[Data records]
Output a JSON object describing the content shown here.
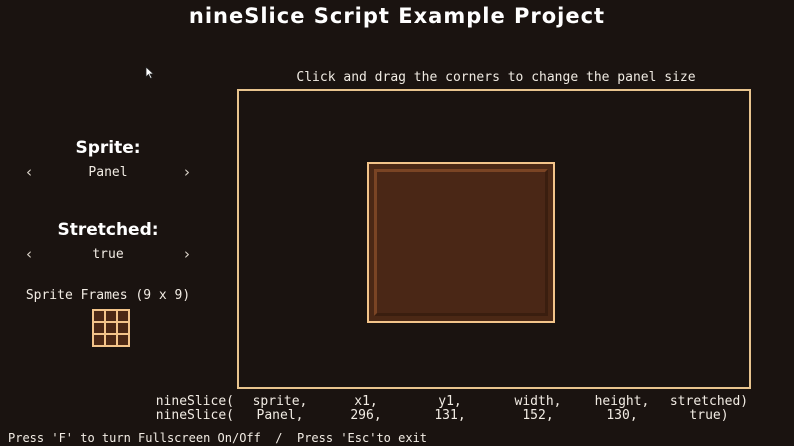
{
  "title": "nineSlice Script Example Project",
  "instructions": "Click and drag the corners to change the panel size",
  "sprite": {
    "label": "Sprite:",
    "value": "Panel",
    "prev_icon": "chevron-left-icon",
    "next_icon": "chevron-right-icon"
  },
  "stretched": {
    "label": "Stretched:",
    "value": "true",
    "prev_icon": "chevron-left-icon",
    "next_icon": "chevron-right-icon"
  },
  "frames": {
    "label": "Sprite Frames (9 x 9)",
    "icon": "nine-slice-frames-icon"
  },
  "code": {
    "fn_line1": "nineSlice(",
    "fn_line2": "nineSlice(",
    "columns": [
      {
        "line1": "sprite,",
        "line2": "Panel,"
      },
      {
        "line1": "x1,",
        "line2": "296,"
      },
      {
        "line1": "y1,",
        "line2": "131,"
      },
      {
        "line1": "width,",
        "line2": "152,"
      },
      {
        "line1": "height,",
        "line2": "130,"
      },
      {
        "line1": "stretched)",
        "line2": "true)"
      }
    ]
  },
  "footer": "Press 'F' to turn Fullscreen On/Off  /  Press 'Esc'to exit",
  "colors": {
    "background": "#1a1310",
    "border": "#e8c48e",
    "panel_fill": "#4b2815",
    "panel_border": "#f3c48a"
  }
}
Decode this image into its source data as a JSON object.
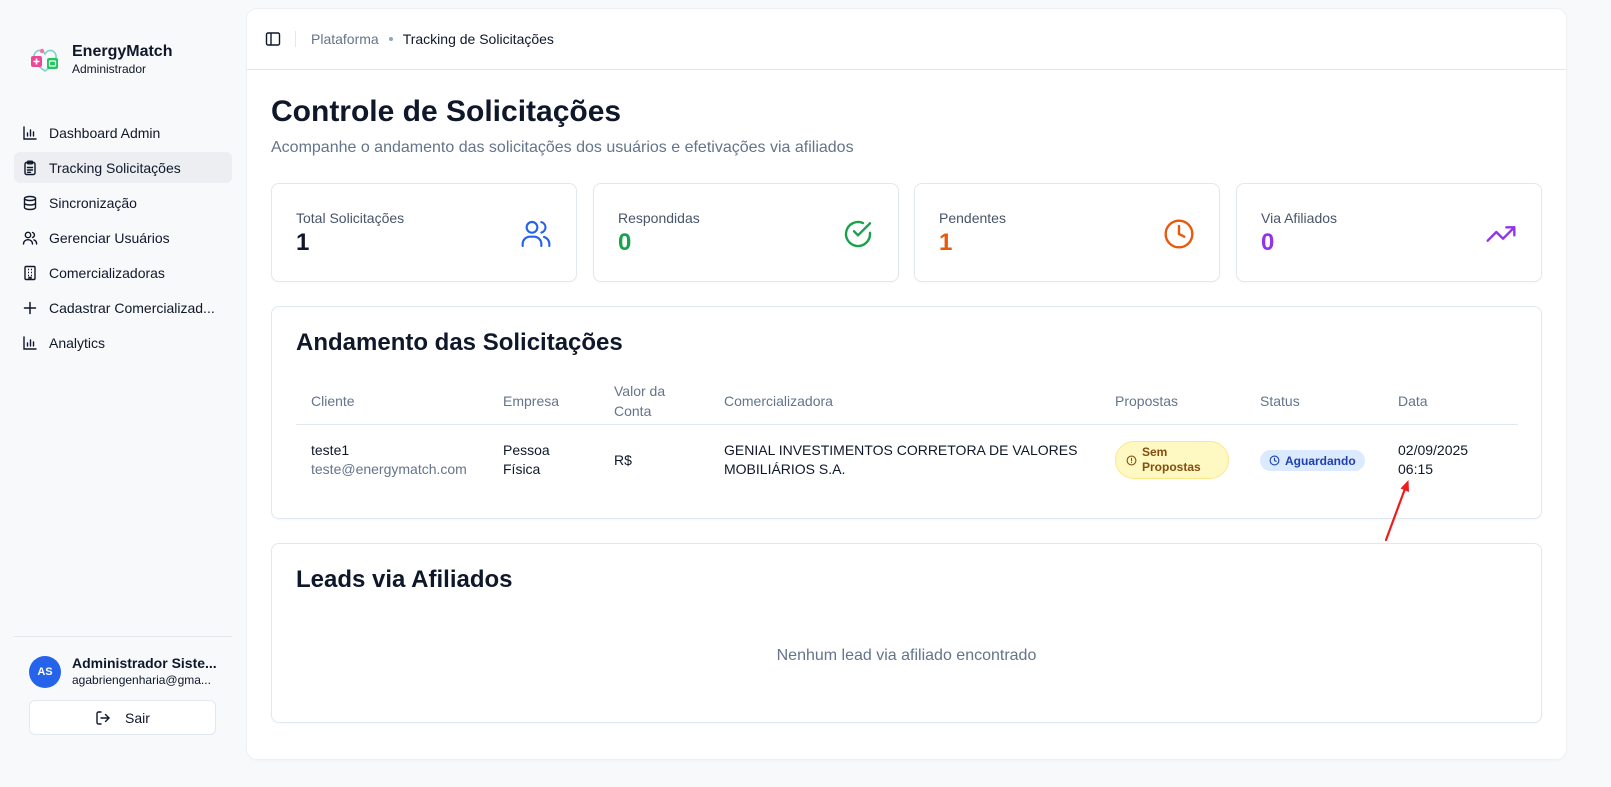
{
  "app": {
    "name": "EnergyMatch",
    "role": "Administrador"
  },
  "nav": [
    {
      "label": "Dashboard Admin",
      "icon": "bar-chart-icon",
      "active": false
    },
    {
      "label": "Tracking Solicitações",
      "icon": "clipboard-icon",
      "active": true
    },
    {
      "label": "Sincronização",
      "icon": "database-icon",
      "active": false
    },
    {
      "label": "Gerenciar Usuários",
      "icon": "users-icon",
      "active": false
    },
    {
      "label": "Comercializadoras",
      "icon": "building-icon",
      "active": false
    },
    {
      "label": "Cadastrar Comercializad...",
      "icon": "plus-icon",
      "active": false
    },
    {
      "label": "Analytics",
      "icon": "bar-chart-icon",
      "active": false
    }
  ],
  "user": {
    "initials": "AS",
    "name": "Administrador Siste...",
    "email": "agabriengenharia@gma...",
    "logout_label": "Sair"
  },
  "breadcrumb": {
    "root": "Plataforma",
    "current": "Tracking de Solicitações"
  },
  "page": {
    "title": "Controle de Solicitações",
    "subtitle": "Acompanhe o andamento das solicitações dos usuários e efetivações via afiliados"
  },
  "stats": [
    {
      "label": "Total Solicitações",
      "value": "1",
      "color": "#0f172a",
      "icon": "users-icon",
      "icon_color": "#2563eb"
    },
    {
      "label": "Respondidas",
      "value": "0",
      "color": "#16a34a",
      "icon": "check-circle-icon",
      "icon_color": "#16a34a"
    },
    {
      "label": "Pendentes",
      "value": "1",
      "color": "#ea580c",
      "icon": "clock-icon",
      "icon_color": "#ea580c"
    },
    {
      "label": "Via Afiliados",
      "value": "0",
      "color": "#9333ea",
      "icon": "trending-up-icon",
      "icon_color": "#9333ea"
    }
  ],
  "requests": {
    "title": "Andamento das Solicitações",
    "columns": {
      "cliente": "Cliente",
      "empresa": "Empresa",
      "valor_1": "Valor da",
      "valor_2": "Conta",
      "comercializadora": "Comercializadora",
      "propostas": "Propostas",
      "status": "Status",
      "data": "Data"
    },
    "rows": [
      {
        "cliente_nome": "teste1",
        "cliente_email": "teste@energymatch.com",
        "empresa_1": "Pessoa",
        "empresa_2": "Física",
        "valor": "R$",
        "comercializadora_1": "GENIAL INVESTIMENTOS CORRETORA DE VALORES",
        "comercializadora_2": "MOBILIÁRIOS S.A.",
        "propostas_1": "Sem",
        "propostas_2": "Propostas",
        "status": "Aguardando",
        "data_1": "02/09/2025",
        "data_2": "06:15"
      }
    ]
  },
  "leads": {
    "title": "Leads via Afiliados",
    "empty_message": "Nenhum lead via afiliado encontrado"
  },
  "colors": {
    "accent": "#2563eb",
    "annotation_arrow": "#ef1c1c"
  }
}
---
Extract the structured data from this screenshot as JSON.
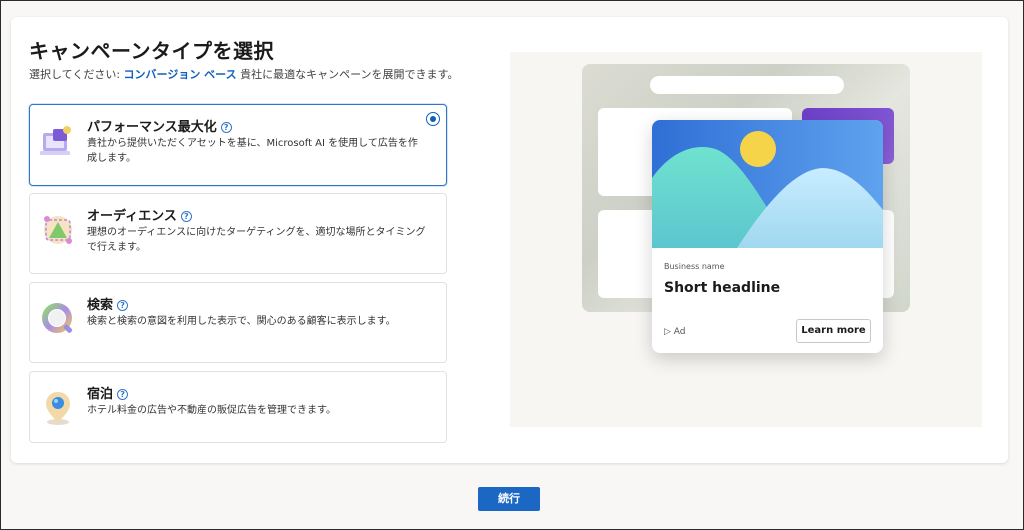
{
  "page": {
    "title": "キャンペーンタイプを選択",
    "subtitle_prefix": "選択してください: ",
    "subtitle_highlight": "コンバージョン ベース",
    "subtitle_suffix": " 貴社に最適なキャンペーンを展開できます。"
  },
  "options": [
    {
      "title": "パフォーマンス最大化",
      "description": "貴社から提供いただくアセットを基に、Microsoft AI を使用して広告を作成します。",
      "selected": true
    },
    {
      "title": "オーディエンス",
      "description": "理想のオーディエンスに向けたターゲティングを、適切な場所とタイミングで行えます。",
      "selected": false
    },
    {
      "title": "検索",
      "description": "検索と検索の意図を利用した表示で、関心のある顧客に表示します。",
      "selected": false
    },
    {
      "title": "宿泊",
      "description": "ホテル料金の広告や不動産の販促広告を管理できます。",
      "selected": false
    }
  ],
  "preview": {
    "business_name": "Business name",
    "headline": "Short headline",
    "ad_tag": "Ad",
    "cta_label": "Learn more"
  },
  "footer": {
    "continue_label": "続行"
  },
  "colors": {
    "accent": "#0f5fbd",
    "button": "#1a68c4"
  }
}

= Your task =
Take every line above carrying "footer" and return it.

= Result for this exercise =
  "footer": "Press 'F' to turn Fullscreen On/Off  /  Press 'Esc'to exit",
  "footer": {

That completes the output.